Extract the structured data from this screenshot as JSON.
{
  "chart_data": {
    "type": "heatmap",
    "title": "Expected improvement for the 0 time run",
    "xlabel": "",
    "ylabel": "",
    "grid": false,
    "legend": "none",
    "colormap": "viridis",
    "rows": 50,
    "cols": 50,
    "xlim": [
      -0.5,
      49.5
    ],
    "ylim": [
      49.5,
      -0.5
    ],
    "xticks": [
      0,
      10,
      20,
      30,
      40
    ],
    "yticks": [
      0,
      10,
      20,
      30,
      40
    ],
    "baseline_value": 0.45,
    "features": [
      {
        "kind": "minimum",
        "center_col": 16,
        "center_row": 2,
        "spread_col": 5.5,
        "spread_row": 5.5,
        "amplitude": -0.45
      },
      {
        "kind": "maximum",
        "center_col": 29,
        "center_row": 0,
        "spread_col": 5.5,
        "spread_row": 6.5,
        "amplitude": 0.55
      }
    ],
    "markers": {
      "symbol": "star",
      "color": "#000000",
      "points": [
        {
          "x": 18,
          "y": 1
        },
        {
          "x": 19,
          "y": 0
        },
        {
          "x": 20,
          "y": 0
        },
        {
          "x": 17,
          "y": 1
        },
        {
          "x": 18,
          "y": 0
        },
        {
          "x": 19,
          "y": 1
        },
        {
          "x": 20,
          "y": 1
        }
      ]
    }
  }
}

PROBLEM REQUIREMENTS -> All of the entries need to be reproduced exactly; please write them out.

EXERCISE OUTPUT ->
Extract the structured data from this screenshot as JSON.
{
  "chart_data": {
    "type": "heatmap",
    "title": "Expected improvement for the 0 time run",
    "xlabel": "",
    "ylabel": "",
    "grid": false,
    "legend": "none",
    "colormap": "viridis",
    "rows": 50,
    "cols": 50,
    "xlim": [
      -0.5,
      49.5
    ],
    "ylim": [
      49.5,
      -0.5
    ],
    "xticks": [
      0,
      10,
      20,
      30,
      40
    ],
    "yticks": [
      0,
      10,
      20,
      30,
      40
    ],
    "baseline_value": 0.45,
    "features": [
      {
        "kind": "minimum",
        "center_col": 16,
        "center_row": 2,
        "spread_col": 5.5,
        "spread_row": 5.5,
        "amplitude": -0.45
      },
      {
        "kind": "maximum",
        "center_col": 29,
        "center_row": 0,
        "spread_col": 5.5,
        "spread_row": 6.5,
        "amplitude": 0.55
      }
    ],
    "markers": {
      "symbol": "star",
      "color": "#000000",
      "points": [
        {
          "x": 18,
          "y": 1
        },
        {
          "x": 19,
          "y": 0
        },
        {
          "x": 20,
          "y": 0
        },
        {
          "x": 17,
          "y": 1
        },
        {
          "x": 18,
          "y": 0
        },
        {
          "x": 19,
          "y": 1
        },
        {
          "x": 20,
          "y": 1
        }
      ]
    }
  }
}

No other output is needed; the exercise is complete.